Data records:
==================================================

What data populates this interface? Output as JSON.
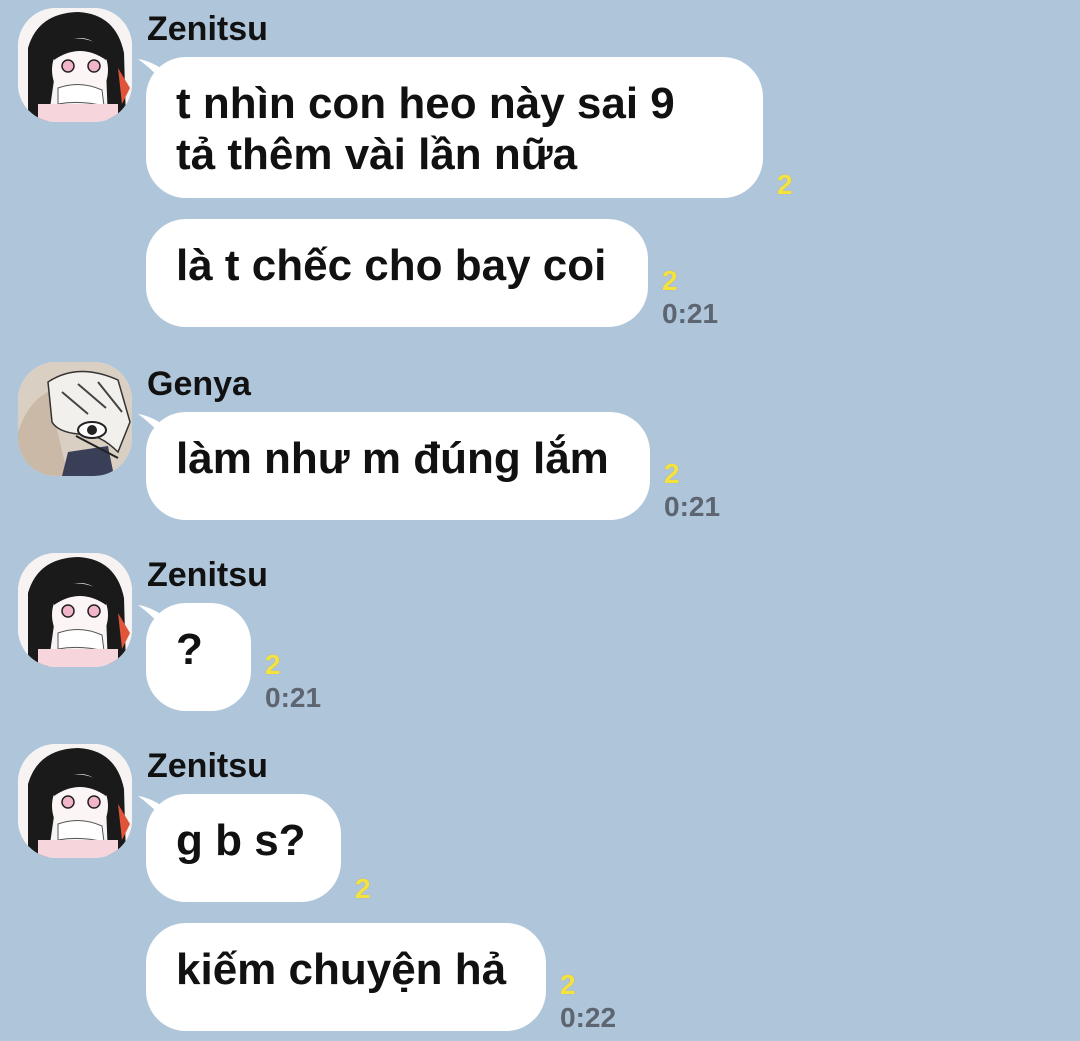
{
  "colors": {
    "background": "#afc5da",
    "bubble": "#ffffff",
    "read_count": "#f5e23c",
    "time": "#5c6570"
  },
  "messages": [
    {
      "sender": "Zenitsu",
      "avatar_icon": "girl-avatar-icon",
      "bubbles": [
        {
          "lines": [
            "t nhìn con heo này sai 9",
            "tả thêm vài lần nữa"
          ],
          "read": "2",
          "time": ""
        },
        {
          "lines": [
            "là t chếc cho bay coi"
          ],
          "read": "2",
          "time": "0:21"
        }
      ]
    },
    {
      "sender": "Genya",
      "avatar_icon": "boy-avatar-icon",
      "bubbles": [
        {
          "lines": [
            "làm như m đúng lắm"
          ],
          "read": "2",
          "time": "0:21"
        }
      ]
    },
    {
      "sender": "Zenitsu",
      "avatar_icon": "girl-avatar-icon",
      "bubbles": [
        {
          "lines": [
            "?"
          ],
          "read": "2",
          "time": "0:21"
        }
      ]
    },
    {
      "sender": "Zenitsu",
      "avatar_icon": "girl-avatar-icon",
      "bubbles": [
        {
          "lines": [
            "g b s?"
          ],
          "read": "2",
          "time": ""
        },
        {
          "lines": [
            "kiếm chuyện hả"
          ],
          "read": "2",
          "time": "0:22"
        }
      ]
    }
  ]
}
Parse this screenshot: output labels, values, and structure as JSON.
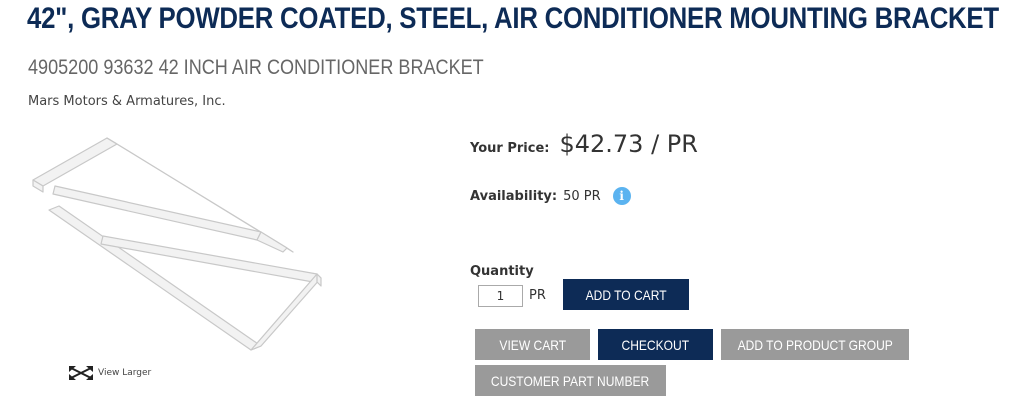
{
  "product": {
    "title": "42\", GRAY POWDER COATED, STEEL, AIR CONDITIONER MOUNTING BRACKET",
    "subtitle": "4905200 93632 42 INCH AIR CONDITIONER BRACKET",
    "vendor": "Mars Motors & Armatures, Inc."
  },
  "image": {
    "view_larger_label": "View Larger",
    "icon": "expand-arrows-icon"
  },
  "pricing": {
    "price_label": "Your Price:",
    "price_value": "$42.73 / PR"
  },
  "availability": {
    "label": "Availability:",
    "value": "50 PR",
    "info_icon_glyph": "i",
    "info_icon_color": "#5bb3f0"
  },
  "quantity": {
    "label": "Quantity",
    "value": "1",
    "unit": "PR"
  },
  "buttons": {
    "add_to_cart": "ADD TO CART",
    "view_cart": "VIEW CART",
    "checkout": "CHECKOUT",
    "add_to_product_group": "ADD TO PRODUCT GROUP",
    "customer_part_number": "CUSTOMER PART NUMBER"
  },
  "colors": {
    "brand_navy": "#0d2b56",
    "button_gray": "#9a9a9a"
  }
}
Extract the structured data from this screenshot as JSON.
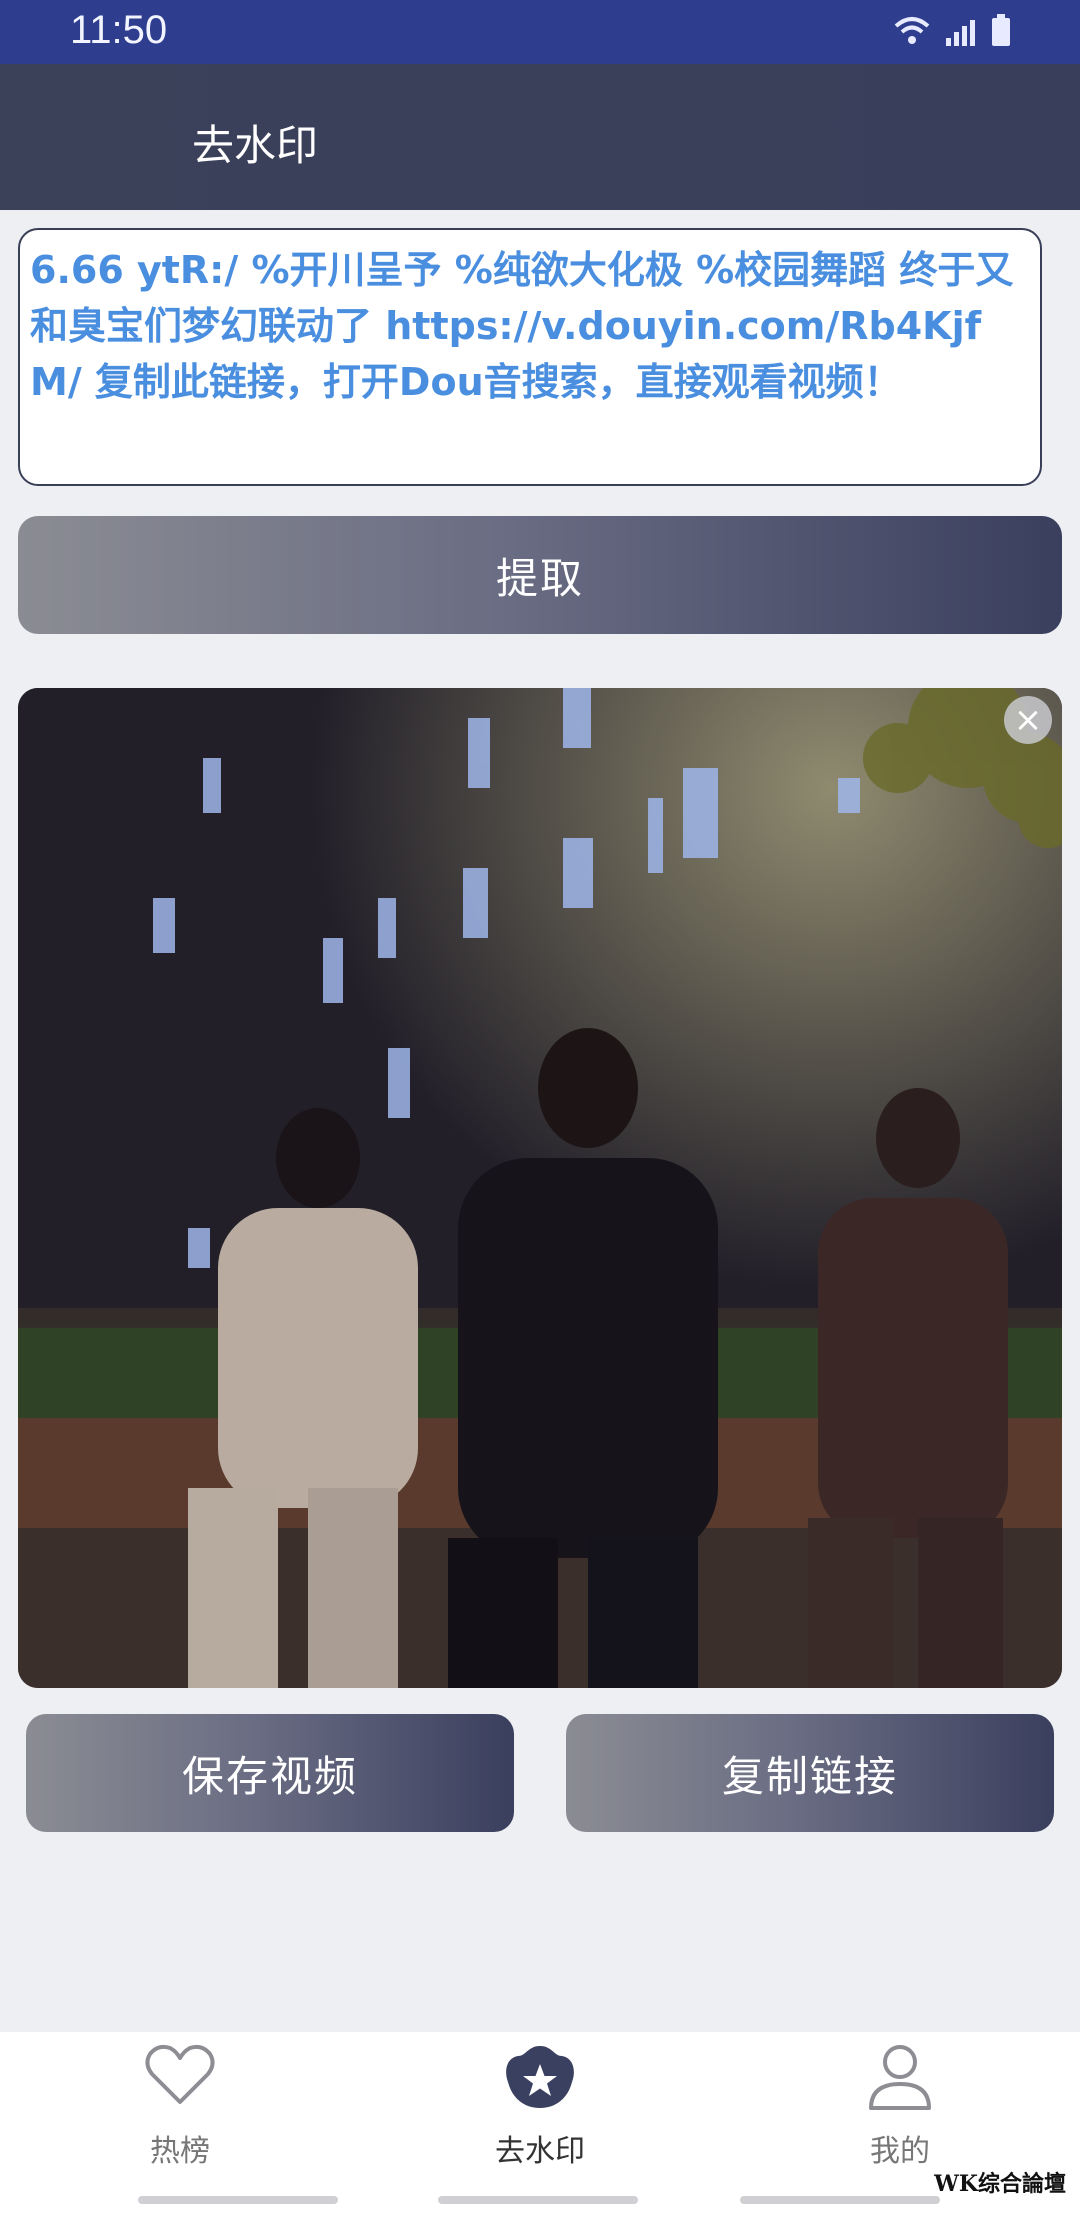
{
  "status_bar": {
    "time": "11:50",
    "icons": [
      "wifi-icon",
      "signal-icon",
      "battery-icon"
    ]
  },
  "header": {
    "title": "去水印"
  },
  "link_input": {
    "text": "6.66 ytR:/ %开川呈予 %纯欲大化极 %校园舞蹈 终于又和臭宝们梦幻联动了 https://v.douyin.com/Rb4KjfM/ 复制此链接，打开Dou音搜索，直接观看视频！"
  },
  "actions": {
    "extract_label": "提取",
    "save_video_label": "保存视频",
    "copy_link_label": "复制链接"
  },
  "video_preview": {
    "close_icon": "close-icon"
  },
  "bottom_nav": {
    "items": [
      {
        "label": "热榜",
        "icon": "heart-icon"
      },
      {
        "label": "去水印",
        "icon": "star-badge-icon",
        "active": true
      },
      {
        "label": "我的",
        "icon": "user-icon"
      }
    ]
  },
  "watermark": {
    "text": "WK综合論壇"
  },
  "colors": {
    "status_bar": "#2f3d8f",
    "header": "#3b4159",
    "link_text": "#4a8edf",
    "background": "#eeeff3"
  }
}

==================================================

AIM OF THE EXERCISE: Leave the pictures out and reproduce all of the records exactly.

PROBLEM SOLUTION:
What data populates this interface? Output as JSON.
{
  "colors": {
    "background": "#afc5da",
    "bubble": "#ffffff",
    "read_count": "#f5e23c",
    "time": "#5c6570"
  },
  "messages": [
    {
      "sender": "Zenitsu",
      "avatar_icon": "girl-avatar-icon",
      "bubbles": [
        {
          "lines": [
            "t nhìn con heo này sai 9",
            "tả thêm vài lần nữa"
          ],
          "read": "2",
          "time": ""
        },
        {
          "lines": [
            "là t chếc cho bay coi"
          ],
          "read": "2",
          "time": "0:21"
        }
      ]
    },
    {
      "sender": "Genya",
      "avatar_icon": "boy-avatar-icon",
      "bubbles": [
        {
          "lines": [
            "làm như m đúng lắm"
          ],
          "read": "2",
          "time": "0:21"
        }
      ]
    },
    {
      "sender": "Zenitsu",
      "avatar_icon": "girl-avatar-icon",
      "bubbles": [
        {
          "lines": [
            "?"
          ],
          "read": "2",
          "time": "0:21"
        }
      ]
    },
    {
      "sender": "Zenitsu",
      "avatar_icon": "girl-avatar-icon",
      "bubbles": [
        {
          "lines": [
            "g b s?"
          ],
          "read": "2",
          "time": ""
        },
        {
          "lines": [
            "kiếm chuyện hả"
          ],
          "read": "2",
          "time": "0:22"
        }
      ]
    }
  ]
}
Parse this screenshot: output labels, values, and structure as JSON.
{
  "product": {
    "title": "42\", GRAY POWDER COATED, STEEL, AIR CONDITIONER MOUNTING BRACKET",
    "subtitle": "4905200 93632 42 INCH AIR CONDITIONER BRACKET",
    "vendor": "Mars Motors & Armatures, Inc."
  },
  "image": {
    "view_larger_label": "View Larger",
    "icon": "expand-arrows-icon"
  },
  "pricing": {
    "price_label": "Your Price:",
    "price_value": "$42.73 / PR"
  },
  "availability": {
    "label": "Availability:",
    "value": "50 PR",
    "info_icon_glyph": "i",
    "info_icon_color": "#5bb3f0"
  },
  "quantity": {
    "label": "Quantity",
    "value": "1",
    "unit": "PR"
  },
  "buttons": {
    "add_to_cart": "ADD TO CART",
    "view_cart": "VIEW CART",
    "checkout": "CHECKOUT",
    "add_to_product_group": "ADD TO PRODUCT GROUP",
    "customer_part_number": "CUSTOMER PART NUMBER"
  },
  "colors": {
    "brand_navy": "#0d2b56",
    "button_gray": "#9a9a9a"
  }
}
Extract the structured data from this screenshot as JSON.
{
  "status_bar": {
    "time": "11:50",
    "icons": [
      "wifi-icon",
      "signal-icon",
      "battery-icon"
    ]
  },
  "header": {
    "title": "去水印"
  },
  "link_input": {
    "text": "6.66 ytR:/ %开川呈予 %纯欲大化极 %校园舞蹈 终于又和臭宝们梦幻联动了 https://v.douyin.com/Rb4KjfM/ 复制此链接，打开Dou音搜索，直接观看视频！"
  },
  "actions": {
    "extract_label": "提取",
    "save_video_label": "保存视频",
    "copy_link_label": "复制链接"
  },
  "video_preview": {
    "close_icon": "close-icon"
  },
  "bottom_nav": {
    "items": [
      {
        "label": "热榜",
        "icon": "heart-icon"
      },
      {
        "label": "去水印",
        "icon": "star-badge-icon",
        "active": true
      },
      {
        "label": "我的",
        "icon": "user-icon"
      }
    ]
  },
  "watermark": {
    "text": "WK综合論壇"
  },
  "colors": {
    "status_bar": "#2f3d8f",
    "header": "#3b4159",
    "link_text": "#4a8edf",
    "background": "#eeeff3"
  }
}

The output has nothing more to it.